--- start of EXTRACTED INFORMATION ---

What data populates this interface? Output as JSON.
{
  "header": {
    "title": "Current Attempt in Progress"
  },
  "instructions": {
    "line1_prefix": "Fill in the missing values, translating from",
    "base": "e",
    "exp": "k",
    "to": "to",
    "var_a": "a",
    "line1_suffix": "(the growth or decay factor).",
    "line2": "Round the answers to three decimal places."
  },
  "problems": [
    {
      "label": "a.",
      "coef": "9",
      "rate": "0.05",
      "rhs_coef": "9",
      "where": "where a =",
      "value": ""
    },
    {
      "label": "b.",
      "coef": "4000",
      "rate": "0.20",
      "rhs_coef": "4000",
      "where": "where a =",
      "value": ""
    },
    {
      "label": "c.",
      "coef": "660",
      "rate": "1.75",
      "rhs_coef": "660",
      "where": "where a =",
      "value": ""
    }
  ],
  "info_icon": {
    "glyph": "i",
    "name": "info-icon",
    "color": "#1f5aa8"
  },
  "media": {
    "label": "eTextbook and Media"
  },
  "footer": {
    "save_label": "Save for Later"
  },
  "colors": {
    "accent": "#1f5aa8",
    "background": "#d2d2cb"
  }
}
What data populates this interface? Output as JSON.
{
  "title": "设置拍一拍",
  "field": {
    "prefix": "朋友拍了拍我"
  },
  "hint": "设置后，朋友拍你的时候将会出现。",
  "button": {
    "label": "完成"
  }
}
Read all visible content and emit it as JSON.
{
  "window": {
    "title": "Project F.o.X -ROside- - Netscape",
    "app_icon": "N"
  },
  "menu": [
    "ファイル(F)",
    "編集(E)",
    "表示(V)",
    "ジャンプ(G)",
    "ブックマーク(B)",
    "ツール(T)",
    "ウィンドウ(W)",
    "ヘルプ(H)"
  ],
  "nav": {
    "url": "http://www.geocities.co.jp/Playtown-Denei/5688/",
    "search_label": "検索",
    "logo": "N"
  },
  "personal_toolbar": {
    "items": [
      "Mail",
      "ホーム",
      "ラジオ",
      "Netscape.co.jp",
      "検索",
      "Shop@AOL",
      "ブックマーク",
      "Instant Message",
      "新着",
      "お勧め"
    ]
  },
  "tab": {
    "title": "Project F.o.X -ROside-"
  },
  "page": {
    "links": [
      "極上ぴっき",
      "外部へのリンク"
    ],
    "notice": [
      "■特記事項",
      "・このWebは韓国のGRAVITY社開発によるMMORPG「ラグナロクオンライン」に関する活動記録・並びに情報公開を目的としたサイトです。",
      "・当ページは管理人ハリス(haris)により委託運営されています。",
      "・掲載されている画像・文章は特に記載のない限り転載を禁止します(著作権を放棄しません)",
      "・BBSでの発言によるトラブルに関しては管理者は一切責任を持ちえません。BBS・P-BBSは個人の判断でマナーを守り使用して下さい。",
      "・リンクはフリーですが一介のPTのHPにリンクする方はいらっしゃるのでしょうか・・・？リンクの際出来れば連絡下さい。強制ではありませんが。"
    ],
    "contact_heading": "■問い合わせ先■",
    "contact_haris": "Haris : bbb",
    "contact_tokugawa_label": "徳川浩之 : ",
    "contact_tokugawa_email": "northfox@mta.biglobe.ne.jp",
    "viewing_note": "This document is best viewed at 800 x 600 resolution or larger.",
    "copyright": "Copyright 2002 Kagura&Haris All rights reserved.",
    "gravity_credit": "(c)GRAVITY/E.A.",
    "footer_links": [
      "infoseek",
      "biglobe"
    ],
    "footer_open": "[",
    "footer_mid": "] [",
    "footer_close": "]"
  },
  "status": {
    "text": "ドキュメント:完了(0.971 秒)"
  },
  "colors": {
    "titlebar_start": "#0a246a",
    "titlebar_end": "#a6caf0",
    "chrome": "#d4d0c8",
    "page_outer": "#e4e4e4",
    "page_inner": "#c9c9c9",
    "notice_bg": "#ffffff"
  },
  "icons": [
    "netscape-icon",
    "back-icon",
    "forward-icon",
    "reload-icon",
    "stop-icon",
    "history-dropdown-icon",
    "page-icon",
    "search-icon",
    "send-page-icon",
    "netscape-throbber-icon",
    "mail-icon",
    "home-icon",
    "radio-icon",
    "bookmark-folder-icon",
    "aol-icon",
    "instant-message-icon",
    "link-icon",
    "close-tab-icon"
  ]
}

--- end of EXTRACTED INFORMATION ---

__REQUIREMENT__. Write out all the records above again, exactly as they stand.

__OUTPUT FOR THIS TASK__.
What data populates this interface? Output as JSON.
{
  "header": {
    "title": "Current Attempt in Progress"
  },
  "instructions": {
    "line1_prefix": "Fill in the missing values, translating from",
    "base": "e",
    "exp": "k",
    "to": "to",
    "var_a": "a",
    "line1_suffix": "(the growth or decay factor).",
    "line2": "Round the answers to three decimal places."
  },
  "problems": [
    {
      "label": "a.",
      "coef": "9",
      "rate": "0.05",
      "rhs_coef": "9",
      "where": "where a =",
      "value": ""
    },
    {
      "label": "b.",
      "coef": "4000",
      "rate": "0.20",
      "rhs_coef": "4000",
      "where": "where a =",
      "value": ""
    },
    {
      "label": "c.",
      "coef": "660",
      "rate": "1.75",
      "rhs_coef": "660",
      "where": "where a =",
      "value": ""
    }
  ],
  "info_icon": {
    "glyph": "i",
    "name": "info-icon",
    "color": "#1f5aa8"
  },
  "media": {
    "label": "eTextbook and Media"
  },
  "footer": {
    "save_label": "Save for Later"
  },
  "colors": {
    "accent": "#1f5aa8",
    "background": "#d2d2cb"
  }
}
What data populates this interface? Output as JSON.
{
  "title": "设置拍一拍",
  "field": {
    "prefix": "朋友拍了拍我"
  },
  "hint": "设置后，朋友拍你的时候将会出现。",
  "button": {
    "label": "完成"
  }
}
Read all visible content and emit it as JSON.
{
  "window": {
    "title": "Project F.o.X -ROside- - Netscape",
    "app_icon": "N"
  },
  "menu": [
    "ファイル(F)",
    "編集(E)",
    "表示(V)",
    "ジャンプ(G)",
    "ブックマーク(B)",
    "ツール(T)",
    "ウィンドウ(W)",
    "ヘルプ(H)"
  ],
  "nav": {
    "url": "http://www.geocities.co.jp/Playtown-Denei/5688/",
    "search_label": "検索",
    "logo": "N"
  },
  "personal_toolbar": {
    "items": [
      "Mail",
      "ホーム",
      "ラジオ",
      "Netscape.co.jp",
      "検索",
      "Shop@AOL",
      "ブックマーク",
      "Instant Message",
      "新着",
      "お勧め"
    ]
  },
  "tab": {
    "title": "Project F.o.X -ROside-"
  },
  "page": {
    "links": [
      "極上ぴっき",
      "外部へのリンク"
    ],
    "notice": [
      "■特記事項",
      "・このWebは韓国のGRAVITY社開発によるMMORPG「ラグナロクオンライン」に関する活動記録・並びに情報公開を目的としたサイトです。",
      "・当ページは管理人ハリス(haris)により委託運営されています。",
      "・掲載されている画像・文章は特に記載のない限り転載を禁止します(著作権を放棄しません)",
      "・BBSでの発言によるトラブルに関しては管理者は一切責任を持ちえません。BBS・P-BBSは個人の判断でマナーを守り使用して下さい。",
      "・リンクはフリーですが一介のPTのHPにリンクする方はいらっしゃるのでしょうか・・・？リンクの際出来れば連絡下さい。強制ではありませんが。"
    ],
    "contact_heading": "■問い合わせ先■",
    "contact_haris": "Haris : bbb",
    "contact_tokugawa_label": "徳川浩之 : ",
    "contact_tokugawa_email": "northfox@mta.biglobe.ne.jp",
    "viewing_note": "This document is best viewed at 800 x 600 resolution or larger.",
    "copyright": "Copyright 2002 Kagura&Haris All rights reserved.",
    "gravity_credit": "(c)GRAVITY/E.A.",
    "footer_links": [
      "infoseek",
      "biglobe"
    ],
    "footer_open": "[",
    "footer_mid": "] [",
    "footer_close": "]"
  },
  "status": {
    "text": "ドキュメント:完了(0.971 秒)"
  },
  "colors": {
    "titlebar_start": "#0a246a",
    "titlebar_end": "#a6caf0",
    "chrome": "#d4d0c8",
    "page_outer": "#e4e4e4",
    "page_inner": "#c9c9c9",
    "notice_bg": "#ffffff"
  },
  "icons": [
    "netscape-icon",
    "back-icon",
    "forward-icon",
    "reload-icon",
    "stop-icon",
    "history-dropdown-icon",
    "page-icon",
    "search-icon",
    "send-page-icon",
    "netscape-throbber-icon",
    "mail-icon",
    "home-icon",
    "radio-icon",
    "bookmark-folder-icon",
    "aol-icon",
    "instant-message-icon",
    "link-icon",
    "close-tab-icon"
  ]
}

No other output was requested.